Record excerpts:
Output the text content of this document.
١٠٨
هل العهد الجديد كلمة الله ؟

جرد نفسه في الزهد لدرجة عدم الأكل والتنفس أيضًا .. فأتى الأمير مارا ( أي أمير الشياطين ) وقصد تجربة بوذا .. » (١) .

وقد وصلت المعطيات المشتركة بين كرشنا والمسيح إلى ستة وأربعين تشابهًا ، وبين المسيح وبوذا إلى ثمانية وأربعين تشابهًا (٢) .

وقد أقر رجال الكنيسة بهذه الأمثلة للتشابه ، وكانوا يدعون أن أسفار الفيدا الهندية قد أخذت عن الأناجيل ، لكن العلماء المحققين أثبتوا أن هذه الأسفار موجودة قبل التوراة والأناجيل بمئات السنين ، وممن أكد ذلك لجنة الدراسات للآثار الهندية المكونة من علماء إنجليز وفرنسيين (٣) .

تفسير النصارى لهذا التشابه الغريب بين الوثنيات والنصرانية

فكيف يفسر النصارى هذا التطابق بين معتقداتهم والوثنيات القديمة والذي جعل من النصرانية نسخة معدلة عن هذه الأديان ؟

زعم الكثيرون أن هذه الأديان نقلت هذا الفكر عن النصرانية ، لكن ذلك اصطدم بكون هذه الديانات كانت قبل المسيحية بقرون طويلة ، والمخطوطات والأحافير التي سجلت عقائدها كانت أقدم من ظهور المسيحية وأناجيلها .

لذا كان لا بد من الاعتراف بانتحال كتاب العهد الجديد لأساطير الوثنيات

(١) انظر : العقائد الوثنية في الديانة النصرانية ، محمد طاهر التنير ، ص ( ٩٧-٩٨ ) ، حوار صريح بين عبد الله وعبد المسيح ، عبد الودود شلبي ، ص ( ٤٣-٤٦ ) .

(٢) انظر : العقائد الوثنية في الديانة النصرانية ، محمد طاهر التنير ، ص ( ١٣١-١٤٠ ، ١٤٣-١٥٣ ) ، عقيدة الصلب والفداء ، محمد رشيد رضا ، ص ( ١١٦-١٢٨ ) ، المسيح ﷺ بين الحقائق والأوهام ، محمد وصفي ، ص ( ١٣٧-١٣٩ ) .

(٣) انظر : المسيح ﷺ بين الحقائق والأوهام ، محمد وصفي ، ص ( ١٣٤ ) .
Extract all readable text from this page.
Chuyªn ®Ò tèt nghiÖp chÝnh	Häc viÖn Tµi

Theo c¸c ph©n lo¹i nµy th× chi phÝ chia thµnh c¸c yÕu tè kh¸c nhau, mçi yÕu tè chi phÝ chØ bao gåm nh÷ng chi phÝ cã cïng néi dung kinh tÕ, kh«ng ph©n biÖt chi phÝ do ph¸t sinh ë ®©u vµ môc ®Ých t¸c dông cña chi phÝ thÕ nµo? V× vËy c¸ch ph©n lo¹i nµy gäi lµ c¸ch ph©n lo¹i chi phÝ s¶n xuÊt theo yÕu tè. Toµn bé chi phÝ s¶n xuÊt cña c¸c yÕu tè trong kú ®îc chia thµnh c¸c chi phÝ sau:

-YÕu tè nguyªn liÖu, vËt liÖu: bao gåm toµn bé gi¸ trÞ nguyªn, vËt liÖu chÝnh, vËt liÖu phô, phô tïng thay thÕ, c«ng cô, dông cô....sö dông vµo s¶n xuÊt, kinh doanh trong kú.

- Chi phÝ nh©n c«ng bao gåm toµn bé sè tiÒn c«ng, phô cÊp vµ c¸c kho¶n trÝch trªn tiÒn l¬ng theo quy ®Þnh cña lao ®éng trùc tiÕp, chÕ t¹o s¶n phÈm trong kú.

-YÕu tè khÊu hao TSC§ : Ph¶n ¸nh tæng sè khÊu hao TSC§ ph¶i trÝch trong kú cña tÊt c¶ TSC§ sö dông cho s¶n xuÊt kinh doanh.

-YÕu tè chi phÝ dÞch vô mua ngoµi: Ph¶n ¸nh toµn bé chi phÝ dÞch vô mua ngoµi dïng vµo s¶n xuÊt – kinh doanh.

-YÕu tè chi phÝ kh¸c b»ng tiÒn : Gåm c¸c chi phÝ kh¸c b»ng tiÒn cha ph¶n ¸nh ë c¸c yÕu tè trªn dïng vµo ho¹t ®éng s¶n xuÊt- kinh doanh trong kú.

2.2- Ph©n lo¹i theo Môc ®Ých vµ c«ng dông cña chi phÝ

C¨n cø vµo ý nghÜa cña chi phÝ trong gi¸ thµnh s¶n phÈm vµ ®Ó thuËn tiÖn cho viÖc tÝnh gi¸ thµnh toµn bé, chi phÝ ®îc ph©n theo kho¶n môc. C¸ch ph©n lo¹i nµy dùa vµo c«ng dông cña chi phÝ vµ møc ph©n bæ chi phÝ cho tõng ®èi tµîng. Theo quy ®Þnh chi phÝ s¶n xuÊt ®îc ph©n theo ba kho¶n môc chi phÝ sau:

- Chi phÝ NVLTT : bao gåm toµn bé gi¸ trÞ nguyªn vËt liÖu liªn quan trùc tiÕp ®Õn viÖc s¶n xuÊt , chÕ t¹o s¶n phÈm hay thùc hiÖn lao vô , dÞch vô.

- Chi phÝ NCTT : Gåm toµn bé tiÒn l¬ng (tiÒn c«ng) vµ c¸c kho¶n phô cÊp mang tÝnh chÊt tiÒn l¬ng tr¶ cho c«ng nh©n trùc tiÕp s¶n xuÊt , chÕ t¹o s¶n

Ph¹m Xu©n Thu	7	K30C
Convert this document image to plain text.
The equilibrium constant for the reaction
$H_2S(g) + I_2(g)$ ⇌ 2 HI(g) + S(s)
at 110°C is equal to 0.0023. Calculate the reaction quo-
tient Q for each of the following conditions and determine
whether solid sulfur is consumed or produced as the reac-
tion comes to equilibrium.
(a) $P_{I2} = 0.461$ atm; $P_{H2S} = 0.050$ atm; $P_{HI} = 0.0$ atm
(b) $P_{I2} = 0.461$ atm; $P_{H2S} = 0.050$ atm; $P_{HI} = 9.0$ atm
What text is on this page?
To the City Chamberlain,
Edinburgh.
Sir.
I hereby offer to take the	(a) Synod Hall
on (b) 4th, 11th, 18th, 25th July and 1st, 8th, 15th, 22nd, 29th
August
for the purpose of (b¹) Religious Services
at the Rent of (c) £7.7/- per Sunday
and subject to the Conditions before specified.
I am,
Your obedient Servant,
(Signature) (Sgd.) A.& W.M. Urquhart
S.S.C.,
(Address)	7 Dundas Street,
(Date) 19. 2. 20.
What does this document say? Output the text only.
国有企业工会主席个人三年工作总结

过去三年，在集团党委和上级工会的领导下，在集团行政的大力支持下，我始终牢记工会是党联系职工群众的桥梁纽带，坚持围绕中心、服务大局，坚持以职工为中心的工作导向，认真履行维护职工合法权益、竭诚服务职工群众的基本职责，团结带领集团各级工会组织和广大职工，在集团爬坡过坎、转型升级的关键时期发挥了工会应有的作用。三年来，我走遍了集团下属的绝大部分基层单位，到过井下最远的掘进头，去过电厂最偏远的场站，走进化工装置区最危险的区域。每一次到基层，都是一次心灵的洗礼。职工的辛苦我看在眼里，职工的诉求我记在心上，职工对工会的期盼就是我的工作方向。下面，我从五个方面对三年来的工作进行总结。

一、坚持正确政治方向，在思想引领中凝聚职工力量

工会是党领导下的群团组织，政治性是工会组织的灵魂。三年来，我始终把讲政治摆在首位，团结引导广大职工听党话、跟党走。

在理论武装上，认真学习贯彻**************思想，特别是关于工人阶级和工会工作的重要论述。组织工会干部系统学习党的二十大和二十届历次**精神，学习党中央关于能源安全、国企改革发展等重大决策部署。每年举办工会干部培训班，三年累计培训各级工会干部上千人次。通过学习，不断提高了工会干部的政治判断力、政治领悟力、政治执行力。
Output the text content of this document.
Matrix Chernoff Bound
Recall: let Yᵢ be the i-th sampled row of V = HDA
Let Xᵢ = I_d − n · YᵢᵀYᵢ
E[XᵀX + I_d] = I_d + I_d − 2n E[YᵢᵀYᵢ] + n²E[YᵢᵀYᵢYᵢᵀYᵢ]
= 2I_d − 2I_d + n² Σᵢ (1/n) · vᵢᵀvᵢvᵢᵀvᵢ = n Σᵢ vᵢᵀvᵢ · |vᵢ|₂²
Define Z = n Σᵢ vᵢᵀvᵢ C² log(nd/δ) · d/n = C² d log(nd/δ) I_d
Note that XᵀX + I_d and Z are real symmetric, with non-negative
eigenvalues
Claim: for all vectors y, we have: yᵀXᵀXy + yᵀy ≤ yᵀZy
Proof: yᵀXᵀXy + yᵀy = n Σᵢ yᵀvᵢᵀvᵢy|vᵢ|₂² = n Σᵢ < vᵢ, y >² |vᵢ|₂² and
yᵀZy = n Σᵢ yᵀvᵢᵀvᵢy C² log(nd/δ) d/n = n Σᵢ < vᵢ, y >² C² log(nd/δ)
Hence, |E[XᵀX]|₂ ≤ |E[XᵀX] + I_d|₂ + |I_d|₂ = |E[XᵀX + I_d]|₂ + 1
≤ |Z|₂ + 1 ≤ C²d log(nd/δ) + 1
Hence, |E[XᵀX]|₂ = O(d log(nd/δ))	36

What you should do:
Copy every line of the material in which the word "liÖu" occurs.

Completed exercise:
-YÕu tè nguyªn liÖu, vËt liÖu: bao gåm toµn bé gi¸ trÞ nguyªn, vËt liÖu chÝnh, vËt liÖu phô, phô tïng thay thÕ, c«ng cô, dông cô....sö dông vµo s¶n xuÊt, kinh doanh trong kú.
- Chi phÝ NVLTT : bao gåm toµn bé gi¸ trÞ nguyªn vËt liÖu liªn quan trùc tiÕp ®Õn viÖc s¶n xuÊt , chÕ t¹o s¶n phÈm hay thùc hiÖn lao vô , dÞch vô.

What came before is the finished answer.